What the task requires:
Extract all lines that hold "končnico" from the records below.

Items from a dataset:
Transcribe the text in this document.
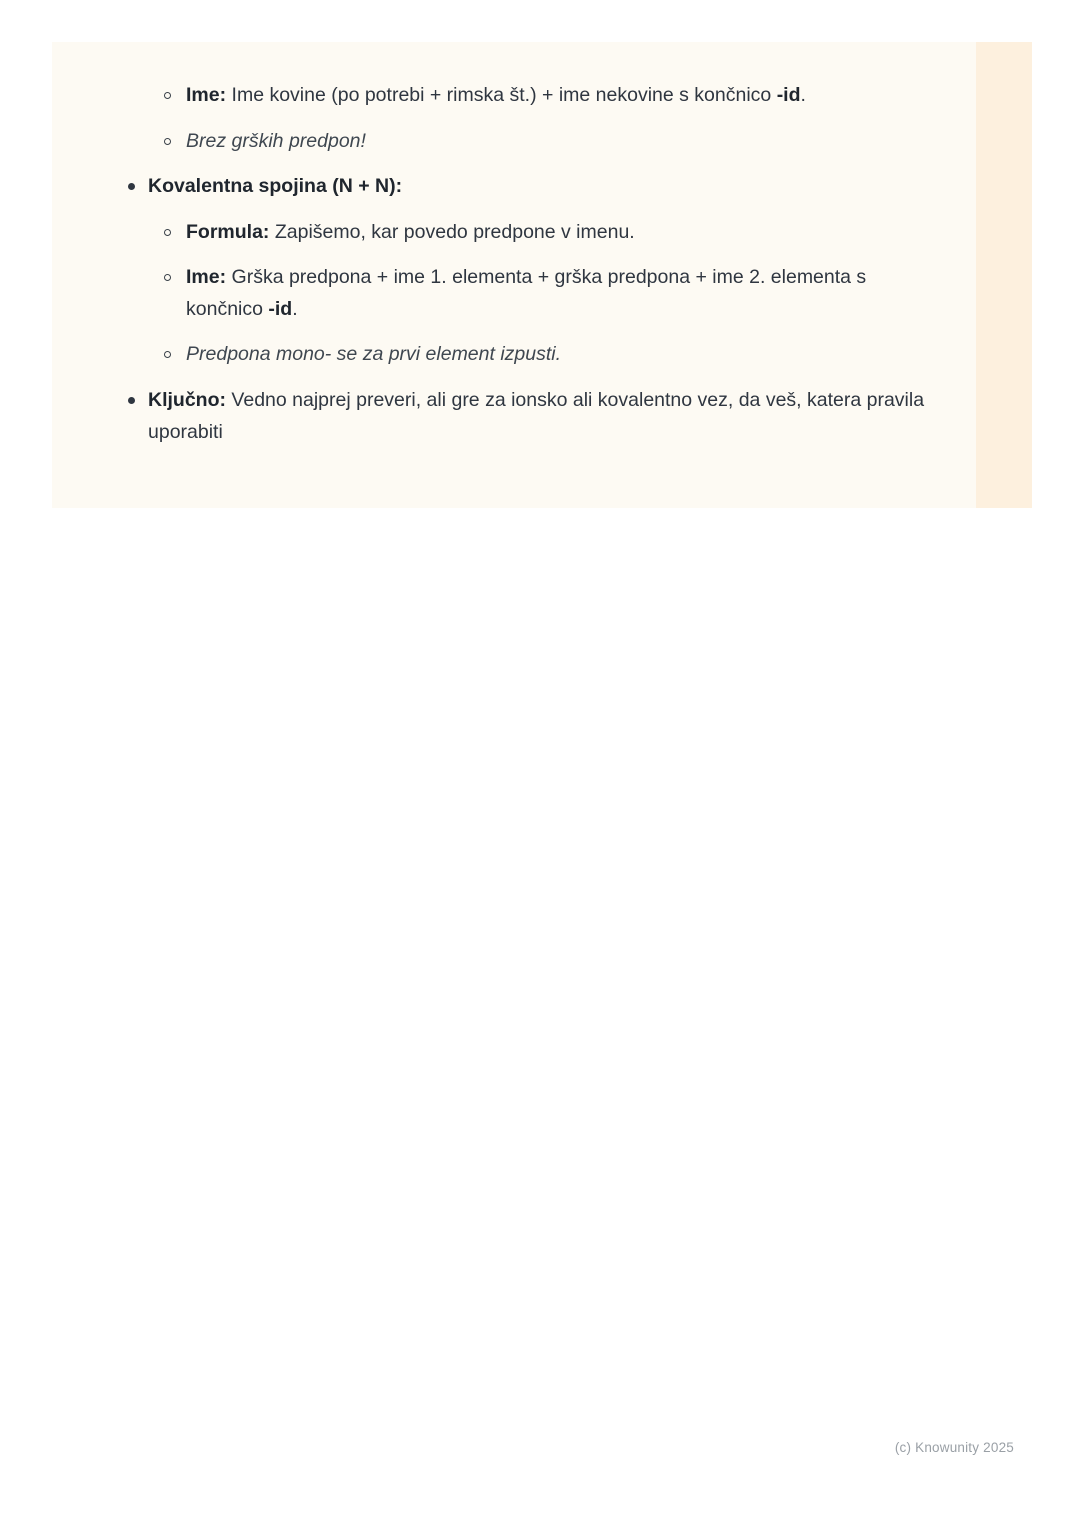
Ime: Ime kovine (po potrebi + rimska št.) + ime nekovine s končnico -id.
Brez grških predpon!
Kovalentna spojina (N + N):
Formula: Zapišemo, kar povedo predpone v imenu.
Ime: Grška predpona + ime 1. elementa + grška predpona + ime 2. elementa s končnico -id.
Predpona mono- se za prvi element izpusti.
Ključno: Vedno najprej preveri, ali gre za ionsko ali kovalentno vez, da veš, katera pravila uporabiti
(c) Knowunity 2025
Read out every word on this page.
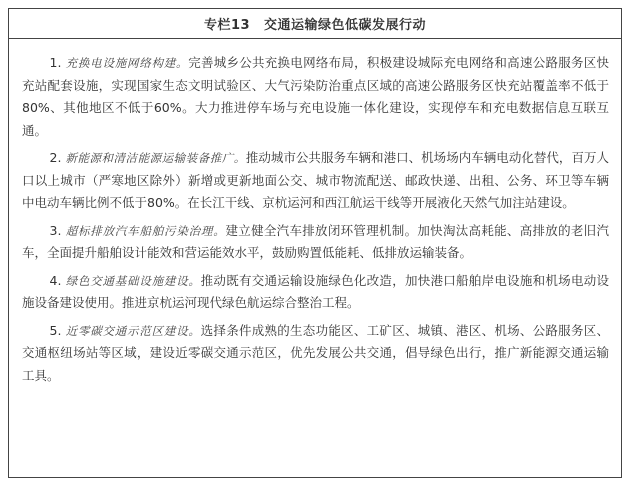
专栏13 交通运输绿色低碳发展行动

1. 充换电设施网络构建。完善城乡公共充换电网络布局，积极建设城际充电网络和高速公路服务区快充站配套设施，实现国家生态文明试验区、大气污染防治重点区域的高速公路服务区快充站覆盖率不低于80%、其他地区不低于60%。大力推进停车场与充电设施一体化建设，实现停车和充电数据信息互联互通。

2. 新能源和清洁能源运输装备推广。推动城市公共服务车辆和港口、机场场内车辆电动化替代，百万人口以上城市（严寒地区除外）新增或更新地面公交、城市物流配送、邮政快递、出租、公务、环卫等车辆中电动车辆比例不低于80%。在长江干线、京杭运河和西江航运干线等开展液化天然气加注站建设。

3. 超标排放汽车船舶污染治理。建立健全汽车排放闭环管理机制。加快淘汰高耗能、高排放的老旧汽车，全面提升船舶设计能效和营运能效水平，鼓励购置低能耗、低排放运输装备。

4. 绿色交通基础设施建设。推动既有交通运输设施绿色化改造，加快港口船舶岸电设施和机场电动设施设备建设使用。推进京杭运河现代绿色航运综合整治工程。

5. 近零碳交通示范区建设。选择条件成熟的生态功能区、工矿区、城镇、港区、机场、公路服务区、交通枢纽场站等区域，建设近零碳交通示范区，优先发展公共交通，倡导绿色出行，推广新能源交通运输工具。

Written response:
Ime: Ime kovine (po potrebi + rimska št.) + ime nekovine s končnico -id.
Ime: Grška predpona + ime 1. elementa + grška predpona + ime 2. elementa s končnico -id.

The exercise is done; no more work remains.